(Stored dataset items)
┌──
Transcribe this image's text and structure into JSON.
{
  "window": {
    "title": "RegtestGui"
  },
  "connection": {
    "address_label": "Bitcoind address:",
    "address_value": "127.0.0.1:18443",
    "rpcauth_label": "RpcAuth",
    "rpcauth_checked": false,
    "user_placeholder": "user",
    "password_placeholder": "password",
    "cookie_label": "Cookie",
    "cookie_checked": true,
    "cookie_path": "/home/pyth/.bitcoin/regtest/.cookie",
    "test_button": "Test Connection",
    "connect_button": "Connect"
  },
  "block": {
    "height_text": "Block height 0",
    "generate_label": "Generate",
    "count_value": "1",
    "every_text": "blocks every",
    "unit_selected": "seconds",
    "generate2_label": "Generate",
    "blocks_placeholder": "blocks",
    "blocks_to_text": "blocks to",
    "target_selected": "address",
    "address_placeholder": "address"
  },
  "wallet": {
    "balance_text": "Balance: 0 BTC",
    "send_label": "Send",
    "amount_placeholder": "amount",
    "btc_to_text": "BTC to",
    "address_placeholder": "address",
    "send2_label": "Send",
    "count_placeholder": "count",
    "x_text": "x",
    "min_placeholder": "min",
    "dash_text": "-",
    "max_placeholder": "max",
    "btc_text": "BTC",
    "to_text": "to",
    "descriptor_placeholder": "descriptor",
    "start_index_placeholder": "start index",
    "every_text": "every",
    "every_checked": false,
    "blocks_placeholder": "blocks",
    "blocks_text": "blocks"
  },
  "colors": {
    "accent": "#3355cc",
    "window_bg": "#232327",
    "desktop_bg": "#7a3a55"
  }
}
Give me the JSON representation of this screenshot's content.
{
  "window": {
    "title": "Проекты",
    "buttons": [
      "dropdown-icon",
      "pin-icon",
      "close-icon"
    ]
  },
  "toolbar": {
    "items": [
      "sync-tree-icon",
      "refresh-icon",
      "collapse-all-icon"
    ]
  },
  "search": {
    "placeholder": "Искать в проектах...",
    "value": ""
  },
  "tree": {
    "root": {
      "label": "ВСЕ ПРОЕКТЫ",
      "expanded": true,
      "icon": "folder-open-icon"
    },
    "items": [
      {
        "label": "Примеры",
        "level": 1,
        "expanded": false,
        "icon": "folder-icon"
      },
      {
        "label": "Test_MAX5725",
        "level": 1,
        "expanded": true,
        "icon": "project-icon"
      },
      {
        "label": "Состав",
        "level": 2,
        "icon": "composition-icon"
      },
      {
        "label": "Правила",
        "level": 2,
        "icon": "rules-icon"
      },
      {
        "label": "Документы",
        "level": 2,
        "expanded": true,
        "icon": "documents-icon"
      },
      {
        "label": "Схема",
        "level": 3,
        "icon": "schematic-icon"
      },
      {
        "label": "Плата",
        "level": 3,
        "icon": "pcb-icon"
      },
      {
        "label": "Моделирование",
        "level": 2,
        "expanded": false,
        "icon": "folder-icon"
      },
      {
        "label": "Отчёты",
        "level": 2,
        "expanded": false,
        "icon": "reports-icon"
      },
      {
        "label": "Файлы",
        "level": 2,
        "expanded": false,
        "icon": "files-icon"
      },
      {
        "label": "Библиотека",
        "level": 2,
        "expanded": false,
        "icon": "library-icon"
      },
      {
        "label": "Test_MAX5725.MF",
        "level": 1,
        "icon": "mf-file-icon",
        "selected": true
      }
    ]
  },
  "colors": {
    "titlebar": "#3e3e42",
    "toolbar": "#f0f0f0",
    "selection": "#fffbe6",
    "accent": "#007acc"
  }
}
└──
*YOUR OBJECTIVE*. Your task is to print the whole listing again exactly.

*SOLUTION FOR THIS PROBLEM*.
Transcribe this image's text and structure into JSON.
{
  "window": {
    "title": "RegtestGui"
  },
  "connection": {
    "address_label": "Bitcoind address:",
    "address_value": "127.0.0.1:18443",
    "rpcauth_label": "RpcAuth",
    "rpcauth_checked": false,
    "user_placeholder": "user",
    "password_placeholder": "password",
    "cookie_label": "Cookie",
    "cookie_checked": true,
    "cookie_path": "/home/pyth/.bitcoin/regtest/.cookie",
    "test_button": "Test Connection",
    "connect_button": "Connect"
  },
  "block": {
    "height_text": "Block height 0",
    "generate_label": "Generate",
    "count_value": "1",
    "every_text": "blocks every",
    "unit_selected": "seconds",
    "generate2_label": "Generate",
    "blocks_placeholder": "blocks",
    "blocks_to_text": "blocks to",
    "target_selected": "address",
    "address_placeholder": "address"
  },
  "wallet": {
    "balance_text": "Balance: 0 BTC",
    "send_label": "Send",
    "amount_placeholder": "amount",
    "btc_to_text": "BTC to",
    "address_placeholder": "address",
    "send2_label": "Send",
    "count_placeholder": "count",
    "x_text": "x",
    "min_placeholder": "min",
    "dash_text": "-",
    "max_placeholder": "max",
    "btc_text": "BTC",
    "to_text": "to",
    "descriptor_placeholder": "descriptor",
    "start_index_placeholder": "start index",
    "every_text": "every",
    "every_checked": false,
    "blocks_placeholder": "blocks",
    "blocks_text": "blocks"
  },
  "colors": {
    "accent": "#3355cc",
    "window_bg": "#232327",
    "desktop_bg": "#7a3a55"
  }
}
Give me the JSON representation of this screenshot's content.
{
  "window": {
    "title": "Проекты",
    "buttons": [
      "dropdown-icon",
      "pin-icon",
      "close-icon"
    ]
  },
  "toolbar": {
    "items": [
      "sync-tree-icon",
      "refresh-icon",
      "collapse-all-icon"
    ]
  },
  "search": {
    "placeholder": "Искать в проектах...",
    "value": ""
  },
  "tree": {
    "root": {
      "label": "ВСЕ ПРОЕКТЫ",
      "expanded": true,
      "icon": "folder-open-icon"
    },
    "items": [
      {
        "label": "Примеры",
        "level": 1,
        "expanded": false,
        "icon": "folder-icon"
      },
      {
        "label": "Test_MAX5725",
        "level": 1,
        "expanded": true,
        "icon": "project-icon"
      },
      {
        "label": "Состав",
        "level": 2,
        "icon": "composition-icon"
      },
      {
        "label": "Правила",
        "level": 2,
        "icon": "rules-icon"
      },
      {
        "label": "Документы",
        "level": 2,
        "expanded": true,
        "icon": "documents-icon"
      },
      {
        "label": "Схема",
        "level": 3,
        "icon": "schematic-icon"
      },
      {
        "label": "Плата",
        "level": 3,
        "icon": "pcb-icon"
      },
      {
        "label": "Моделирование",
        "level": 2,
        "expanded": false,
        "icon": "folder-icon"
      },
      {
        "label": "Отчёты",
        "level": 2,
        "expanded": false,
        "icon": "reports-icon"
      },
      {
        "label": "Файлы",
        "level": 2,
        "expanded": false,
        "icon": "files-icon"
      },
      {
        "label": "Библиотека",
        "level": 2,
        "expanded": false,
        "icon": "library-icon"
      },
      {
        "label": "Test_MAX5725.MF",
        "level": 1,
        "icon": "mf-file-icon",
        "selected": true
      }
    ]
  },
  "colors": {
    "titlebar": "#3e3e42",
    "toolbar": "#f0f0f0",
    "selection": "#fffbe6",
    "accent": "#007acc"
  }
}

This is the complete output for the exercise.